┌─ Records shown
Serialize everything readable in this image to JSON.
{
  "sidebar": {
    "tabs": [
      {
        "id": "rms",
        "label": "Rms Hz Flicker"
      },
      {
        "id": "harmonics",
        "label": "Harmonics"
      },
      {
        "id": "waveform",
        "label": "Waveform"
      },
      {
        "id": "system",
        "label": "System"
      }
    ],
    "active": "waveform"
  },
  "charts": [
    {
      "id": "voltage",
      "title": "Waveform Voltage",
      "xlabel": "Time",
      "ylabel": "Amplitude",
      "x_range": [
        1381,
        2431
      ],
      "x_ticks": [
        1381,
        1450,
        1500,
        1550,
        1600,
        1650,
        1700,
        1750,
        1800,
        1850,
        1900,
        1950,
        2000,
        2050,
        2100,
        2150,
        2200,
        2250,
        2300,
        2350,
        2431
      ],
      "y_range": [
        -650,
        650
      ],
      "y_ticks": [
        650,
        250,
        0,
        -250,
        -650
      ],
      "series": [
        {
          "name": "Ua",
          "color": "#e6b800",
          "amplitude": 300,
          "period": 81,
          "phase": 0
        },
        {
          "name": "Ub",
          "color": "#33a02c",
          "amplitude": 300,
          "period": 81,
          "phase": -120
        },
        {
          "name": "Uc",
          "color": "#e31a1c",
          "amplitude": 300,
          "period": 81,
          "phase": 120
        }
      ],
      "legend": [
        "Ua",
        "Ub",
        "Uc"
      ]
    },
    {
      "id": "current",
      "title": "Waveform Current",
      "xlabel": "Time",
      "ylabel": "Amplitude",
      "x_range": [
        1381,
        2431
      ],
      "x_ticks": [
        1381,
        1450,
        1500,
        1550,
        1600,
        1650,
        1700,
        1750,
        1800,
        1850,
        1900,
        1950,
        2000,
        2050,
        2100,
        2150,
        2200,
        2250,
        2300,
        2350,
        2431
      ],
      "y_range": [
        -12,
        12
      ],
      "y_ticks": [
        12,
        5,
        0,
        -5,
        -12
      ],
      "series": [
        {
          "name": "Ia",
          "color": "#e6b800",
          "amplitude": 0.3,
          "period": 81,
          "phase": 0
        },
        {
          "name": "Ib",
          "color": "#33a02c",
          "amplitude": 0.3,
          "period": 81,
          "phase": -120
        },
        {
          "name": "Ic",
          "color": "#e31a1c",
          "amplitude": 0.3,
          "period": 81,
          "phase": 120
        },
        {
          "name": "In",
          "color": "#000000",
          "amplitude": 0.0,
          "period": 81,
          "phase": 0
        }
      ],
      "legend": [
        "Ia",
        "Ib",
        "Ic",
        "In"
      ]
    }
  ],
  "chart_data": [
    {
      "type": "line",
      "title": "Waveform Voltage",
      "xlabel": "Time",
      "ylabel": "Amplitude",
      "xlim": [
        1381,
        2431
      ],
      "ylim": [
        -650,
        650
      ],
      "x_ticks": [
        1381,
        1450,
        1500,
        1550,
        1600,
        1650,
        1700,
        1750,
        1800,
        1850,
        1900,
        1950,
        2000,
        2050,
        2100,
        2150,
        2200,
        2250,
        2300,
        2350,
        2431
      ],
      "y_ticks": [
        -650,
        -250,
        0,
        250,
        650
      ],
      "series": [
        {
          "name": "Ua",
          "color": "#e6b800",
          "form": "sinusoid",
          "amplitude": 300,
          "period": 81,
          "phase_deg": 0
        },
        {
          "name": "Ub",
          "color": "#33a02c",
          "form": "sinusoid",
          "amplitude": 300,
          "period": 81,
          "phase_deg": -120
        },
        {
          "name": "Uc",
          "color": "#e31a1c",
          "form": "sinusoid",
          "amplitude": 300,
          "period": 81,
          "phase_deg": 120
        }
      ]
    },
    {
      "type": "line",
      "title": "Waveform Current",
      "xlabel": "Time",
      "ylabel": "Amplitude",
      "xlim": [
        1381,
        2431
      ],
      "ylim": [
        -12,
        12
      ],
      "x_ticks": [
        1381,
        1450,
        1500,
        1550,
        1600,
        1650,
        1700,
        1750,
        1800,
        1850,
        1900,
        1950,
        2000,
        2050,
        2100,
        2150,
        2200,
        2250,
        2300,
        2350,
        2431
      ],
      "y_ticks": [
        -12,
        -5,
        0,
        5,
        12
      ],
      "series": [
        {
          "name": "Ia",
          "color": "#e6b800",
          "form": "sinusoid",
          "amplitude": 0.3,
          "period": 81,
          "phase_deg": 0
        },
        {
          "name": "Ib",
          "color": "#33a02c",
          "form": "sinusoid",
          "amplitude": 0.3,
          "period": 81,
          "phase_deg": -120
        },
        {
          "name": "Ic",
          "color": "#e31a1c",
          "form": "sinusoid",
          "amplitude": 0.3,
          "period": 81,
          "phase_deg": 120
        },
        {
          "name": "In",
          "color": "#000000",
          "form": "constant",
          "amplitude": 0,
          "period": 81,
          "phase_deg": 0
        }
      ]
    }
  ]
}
└─
> **What this task involves**: Print the whole listing exactly as it is.

> **Worked solution**:
Serialize everything readable in this image to JSON.
{
  "sidebar": {
    "tabs": [
      {
        "id": "rms",
        "label": "Rms Hz Flicker"
      },
      {
        "id": "harmonics",
        "label": "Harmonics"
      },
      {
        "id": "waveform",
        "label": "Waveform"
      },
      {
        "id": "system",
        "label": "System"
      }
    ],
    "active": "waveform"
  },
  "charts": [
    {
      "id": "voltage",
      "title": "Waveform Voltage",
      "xlabel": "Time",
      "ylabel": "Amplitude",
      "x_range": [
        1381,
        2431
      ],
      "x_ticks": [
        1381,
        1450,
        1500,
        1550,
        1600,
        1650,
        1700,
        1750,
        1800,
        1850,
        1900,
        1950,
        2000,
        2050,
        2100,
        2150,
        2200,
        2250,
        2300,
        2350,
        2431
      ],
      "y_range": [
        -650,
        650
      ],
      "y_ticks": [
        650,
        250,
        0,
        -250,
        -650
      ],
      "series": [
        {
          "name": "Ua",
          "color": "#e6b800",
          "amplitude": 300,
          "period": 81,
          "phase": 0
        },
        {
          "name": "Ub",
          "color": "#33a02c",
          "amplitude": 300,
          "period": 81,
          "phase": -120
        },
        {
          "name": "Uc",
          "color": "#e31a1c",
          "amplitude": 300,
          "period": 81,
          "phase": 120
        }
      ],
      "legend": [
        "Ua",
        "Ub",
        "Uc"
      ]
    },
    {
      "id": "current",
      "title": "Waveform Current",
      "xlabel": "Time",
      "ylabel": "Amplitude",
      "x_range": [
        1381,
        2431
      ],
      "x_ticks": [
        1381,
        1450,
        1500,
        1550,
        1600,
        1650,
        1700,
        1750,
        1800,
        1850,
        1900,
        1950,
        2000,
        2050,
        2100,
        2150,
        2200,
        2250,
        2300,
        2350,
        2431
      ],
      "y_range": [
        -12,
        12
      ],
      "y_ticks": [
        12,
        5,
        0,
        -5,
        -12
      ],
      "series": [
        {
          "name": "Ia",
          "color": "#e6b800",
          "amplitude": 0.3,
          "period": 81,
          "phase": 0
        },
        {
          "name": "Ib",
          "color": "#33a02c",
          "amplitude": 0.3,
          "period": 81,
          "phase": -120
        },
        {
          "name": "Ic",
          "color": "#e31a1c",
          "amplitude": 0.3,
          "period": 81,
          "phase": 120
        },
        {
          "name": "In",
          "color": "#000000",
          "amplitude": 0.0,
          "period": 81,
          "phase": 0
        }
      ],
      "legend": [
        "Ia",
        "Ib",
        "Ic",
        "In"
      ]
    }
  ],
  "chart_data": [
    {
      "type": "line",
      "title": "Waveform Voltage",
      "xlabel": "Time",
      "ylabel": "Amplitude",
      "xlim": [
        1381,
        2431
      ],
      "ylim": [
        -650,
        650
      ],
      "x_ticks": [
        1381,
        1450,
        1500,
        1550,
        1600,
        1650,
        1700,
        1750,
        1800,
        1850,
        1900,
        1950,
        2000,
        2050,
        2100,
        2150,
        2200,
        2250,
        2300,
        2350,
        2431
      ],
      "y_ticks": [
        -650,
        -250,
        0,
        250,
        650
      ],
      "series": [
        {
          "name": "Ua",
          "color": "#e6b800",
          "form": "sinusoid",
          "amplitude": 300,
          "period": 81,
          "phase_deg": 0
        },
        {
          "name": "Ub",
          "color": "#33a02c",
          "form": "sinusoid",
          "amplitude": 300,
          "period": 81,
          "phase_deg": -120
        },
        {
          "name": "Uc",
          "color": "#e31a1c",
          "form": "sinusoid",
          "amplitude": 300,
          "period": 81,
          "phase_deg": 120
        }
      ]
    },
    {
      "type": "line",
      "title": "Waveform Current",
      "xlabel": "Time",
      "ylabel": "Amplitude",
      "xlim": [
        1381,
        2431
      ],
      "ylim": [
        -12,
        12
      ],
      "x_ticks": [
        1381,
        1450,
        1500,
        1550,
        1600,
        1650,
        1700,
        1750,
        1800,
        1850,
        1900,
        1950,
        2000,
        2050,
        2100,
        2150,
        2200,
        2250,
        2300,
        2350,
        2431
      ],
      "y_ticks": [
        -12,
        -5,
        0,
        5,
        12
      ],
      "series": [
        {
          "name": "Ia",
          "color": "#e6b800",
          "form": "sinusoid",
          "amplitude": 0.3,
          "period": 81,
          "phase_deg": 0
        },
        {
          "name": "Ib",
          "color": "#33a02c",
          "form": "sinusoid",
          "amplitude": 0.3,
          "period": 81,
          "phase_deg": -120
        },
        {
          "name": "Ic",
          "color": "#e31a1c",
          "form": "sinusoid",
          "amplitude": 0.3,
          "period": 81,
          "phase_deg": 120
        },
        {
          "name": "In",
          "color": "#000000",
          "form": "constant",
          "amplitude": 0,
          "period": 81,
          "phase_deg": 0
        }
      ]
    }
  ]
}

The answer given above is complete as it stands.